::: EXTRACTED INFORMATION :::

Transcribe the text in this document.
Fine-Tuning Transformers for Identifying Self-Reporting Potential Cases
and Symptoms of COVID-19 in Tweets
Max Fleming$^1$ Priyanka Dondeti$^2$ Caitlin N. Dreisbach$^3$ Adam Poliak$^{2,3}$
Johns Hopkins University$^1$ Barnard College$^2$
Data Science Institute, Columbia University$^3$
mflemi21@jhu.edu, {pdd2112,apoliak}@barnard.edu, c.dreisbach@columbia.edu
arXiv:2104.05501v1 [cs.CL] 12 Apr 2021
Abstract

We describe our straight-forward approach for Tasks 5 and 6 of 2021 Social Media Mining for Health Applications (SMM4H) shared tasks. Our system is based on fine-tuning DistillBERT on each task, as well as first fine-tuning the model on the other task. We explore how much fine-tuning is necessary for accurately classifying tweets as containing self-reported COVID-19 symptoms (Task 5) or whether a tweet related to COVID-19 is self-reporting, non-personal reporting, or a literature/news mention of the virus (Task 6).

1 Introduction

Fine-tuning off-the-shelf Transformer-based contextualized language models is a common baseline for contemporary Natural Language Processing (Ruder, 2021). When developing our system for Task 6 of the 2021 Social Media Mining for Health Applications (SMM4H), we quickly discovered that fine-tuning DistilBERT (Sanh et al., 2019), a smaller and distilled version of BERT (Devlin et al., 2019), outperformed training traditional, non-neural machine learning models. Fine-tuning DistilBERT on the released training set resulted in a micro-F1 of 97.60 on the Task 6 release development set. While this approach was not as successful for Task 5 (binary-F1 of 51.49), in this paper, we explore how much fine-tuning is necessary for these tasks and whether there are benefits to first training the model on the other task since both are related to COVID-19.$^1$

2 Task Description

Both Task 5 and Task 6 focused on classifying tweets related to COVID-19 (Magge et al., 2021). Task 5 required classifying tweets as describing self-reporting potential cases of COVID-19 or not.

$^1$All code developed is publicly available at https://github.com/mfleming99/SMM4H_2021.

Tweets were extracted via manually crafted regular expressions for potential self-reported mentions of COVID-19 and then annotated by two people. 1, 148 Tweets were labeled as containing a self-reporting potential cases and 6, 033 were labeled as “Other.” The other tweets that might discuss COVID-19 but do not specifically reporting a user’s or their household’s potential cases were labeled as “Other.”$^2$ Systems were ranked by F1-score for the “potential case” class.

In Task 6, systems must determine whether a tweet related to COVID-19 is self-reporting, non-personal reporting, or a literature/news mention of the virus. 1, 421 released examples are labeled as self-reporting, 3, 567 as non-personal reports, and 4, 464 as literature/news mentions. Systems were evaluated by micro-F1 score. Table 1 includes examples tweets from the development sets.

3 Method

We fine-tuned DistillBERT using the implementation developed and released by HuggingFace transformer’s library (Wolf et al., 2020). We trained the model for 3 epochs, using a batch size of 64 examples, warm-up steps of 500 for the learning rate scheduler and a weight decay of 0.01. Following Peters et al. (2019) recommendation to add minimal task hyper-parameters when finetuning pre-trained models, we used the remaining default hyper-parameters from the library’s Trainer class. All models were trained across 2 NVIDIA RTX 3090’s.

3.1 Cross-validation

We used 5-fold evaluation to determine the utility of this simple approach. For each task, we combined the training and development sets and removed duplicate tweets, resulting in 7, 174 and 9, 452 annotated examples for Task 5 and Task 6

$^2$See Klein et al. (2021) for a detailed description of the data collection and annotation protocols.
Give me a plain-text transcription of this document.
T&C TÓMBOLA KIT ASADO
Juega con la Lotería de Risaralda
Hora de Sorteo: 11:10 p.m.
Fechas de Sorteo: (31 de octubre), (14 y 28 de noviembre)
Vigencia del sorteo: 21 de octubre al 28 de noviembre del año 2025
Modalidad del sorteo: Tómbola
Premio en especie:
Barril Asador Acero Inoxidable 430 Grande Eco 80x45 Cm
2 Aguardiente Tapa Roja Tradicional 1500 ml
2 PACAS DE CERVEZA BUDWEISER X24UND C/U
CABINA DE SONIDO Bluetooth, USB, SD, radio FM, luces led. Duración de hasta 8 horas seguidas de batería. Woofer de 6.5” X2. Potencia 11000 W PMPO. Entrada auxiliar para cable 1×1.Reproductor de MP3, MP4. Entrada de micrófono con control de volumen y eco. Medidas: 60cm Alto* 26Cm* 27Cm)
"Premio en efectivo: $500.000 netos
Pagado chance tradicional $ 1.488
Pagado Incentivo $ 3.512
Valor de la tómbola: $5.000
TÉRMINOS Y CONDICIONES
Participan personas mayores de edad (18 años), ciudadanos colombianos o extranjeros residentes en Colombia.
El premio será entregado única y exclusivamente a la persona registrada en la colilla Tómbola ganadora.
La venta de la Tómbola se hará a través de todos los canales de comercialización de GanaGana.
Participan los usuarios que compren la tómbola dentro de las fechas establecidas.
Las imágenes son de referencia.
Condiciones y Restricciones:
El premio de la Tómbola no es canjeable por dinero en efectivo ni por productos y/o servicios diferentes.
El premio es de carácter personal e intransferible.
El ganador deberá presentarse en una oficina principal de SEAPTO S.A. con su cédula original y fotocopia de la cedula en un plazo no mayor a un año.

:::

• REQUIRED ACTION: Go through the records and set every one down exactly.

• TASK RESULT:
Transcribe the text in this document.
Fine-Tuning Transformers for Identifying Self-Reporting Potential Cases
and Symptoms of COVID-19 in Tweets
Max Fleming$^1$ Priyanka Dondeti$^2$ Caitlin N. Dreisbach$^3$ Adam Poliak$^{2,3}$
Johns Hopkins University$^1$ Barnard College$^2$
Data Science Institute, Columbia University$^3$
mflemi21@jhu.edu, {pdd2112,apoliak}@barnard.edu, c.dreisbach@columbia.edu
arXiv:2104.05501v1 [cs.CL] 12 Apr 2021
Abstract

We describe our straight-forward approach for Tasks 5 and 6 of 2021 Social Media Mining for Health Applications (SMM4H) shared tasks. Our system is based on fine-tuning DistillBERT on each task, as well as first fine-tuning the model on the other task. We explore how much fine-tuning is necessary for accurately classifying tweets as containing self-reported COVID-19 symptoms (Task 5) or whether a tweet related to COVID-19 is self-reporting, non-personal reporting, or a literature/news mention of the virus (Task 6).

1 Introduction

Fine-tuning off-the-shelf Transformer-based contextualized language models is a common baseline for contemporary Natural Language Processing (Ruder, 2021). When developing our system for Task 6 of the 2021 Social Media Mining for Health Applications (SMM4H), we quickly discovered that fine-tuning DistilBERT (Sanh et al., 2019), a smaller and distilled version of BERT (Devlin et al., 2019), outperformed training traditional, non-neural machine learning models. Fine-tuning DistilBERT on the released training set resulted in a micro-F1 of 97.60 on the Task 6 release development set. While this approach was not as successful for Task 5 (binary-F1 of 51.49), in this paper, we explore how much fine-tuning is necessary for these tasks and whether there are benefits to first training the model on the other task since both are related to COVID-19.$^1$

2 Task Description

Both Task 5 and Task 6 focused on classifying tweets related to COVID-19 (Magge et al., 2021). Task 5 required classifying tweets as describing self-reporting potential cases of COVID-19 or not.

$^1$All code developed is publicly available at https://github.com/mfleming99/SMM4H_2021.

Tweets were extracted via manually crafted regular expressions for potential self-reported mentions of COVID-19 and then annotated by two people. 1, 148 Tweets were labeled as containing a self-reporting potential cases and 6, 033 were labeled as “Other.” The other tweets that might discuss COVID-19 but do not specifically reporting a user’s or their household’s potential cases were labeled as “Other.”$^2$ Systems were ranked by F1-score for the “potential case” class.

In Task 6, systems must determine whether a tweet related to COVID-19 is self-reporting, non-personal reporting, or a literature/news mention of the virus. 1, 421 released examples are labeled as self-reporting, 3, 567 as non-personal reports, and 4, 464 as literature/news mentions. Systems were evaluated by micro-F1 score. Table 1 includes examples tweets from the development sets.

3 Method

We fine-tuned DistillBERT using the implementation developed and released by HuggingFace transformer’s library (Wolf et al., 2020). We trained the model for 3 epochs, using a batch size of 64 examples, warm-up steps of 500 for the learning rate scheduler and a weight decay of 0.01. Following Peters et al. (2019) recommendation to add minimal task hyper-parameters when finetuning pre-trained models, we used the remaining default hyper-parameters from the library’s Trainer class. All models were trained across 2 NVIDIA RTX 3090’s.

3.1 Cross-validation

We used 5-fold evaluation to determine the utility of this simple approach. For each task, we combined the training and development sets and removed duplicate tweets, resulting in 7, 174 and 9, 452 annotated examples for Task 5 and Task 6

$^2$See Klein et al. (2021) for a detailed description of the data collection and annotation protocols.
Give me a plain-text transcription of this document.
T&C TÓMBOLA KIT ASADO
Juega con la Lotería de Risaralda
Hora de Sorteo: 11:10 p.m.
Fechas de Sorteo: (31 de octubre), (14 y 28 de noviembre)
Vigencia del sorteo: 21 de octubre al 28 de noviembre del año 2025
Modalidad del sorteo: Tómbola
Premio en especie:
Barril Asador Acero Inoxidable 430 Grande Eco 80x45 Cm
2 Aguardiente Tapa Roja Tradicional 1500 ml
2 PACAS DE CERVEZA BUDWEISER X24UND C/U
CABINA DE SONIDO Bluetooth, USB, SD, radio FM, luces led. Duración de hasta 8 horas seguidas de batería. Woofer de 6.5” X2. Potencia 11000 W PMPO. Entrada auxiliar para cable 1×1.Reproductor de MP3, MP4. Entrada de micrófono con control de volumen y eco. Medidas: 60cm Alto* 26Cm* 27Cm)
"Premio en efectivo: $500.000 netos
Pagado chance tradicional $ 1.488
Pagado Incentivo $ 3.512
Valor de la tómbola: $5.000
TÉRMINOS Y CONDICIONES
Participan personas mayores de edad (18 años), ciudadanos colombianos o extranjeros residentes en Colombia.
El premio será entregado única y exclusivamente a la persona registrada en la colilla Tómbola ganadora.
La venta de la Tómbola se hará a través de todos los canales de comercialización de GanaGana.
Participan los usuarios que compren la tómbola dentro de las fechas establecidas.
Las imágenes son de referencia.
Condiciones y Restricciones:
El premio de la Tómbola no es canjeable por dinero en efectivo ni por productos y/o servicios diferentes.
El premio es de carácter personal e intransferible.
El ganador deberá presentarse en una oficina principal de SEAPTO S.A. con su cédula original y fotocopia de la cedula en un plazo no mayor a un año.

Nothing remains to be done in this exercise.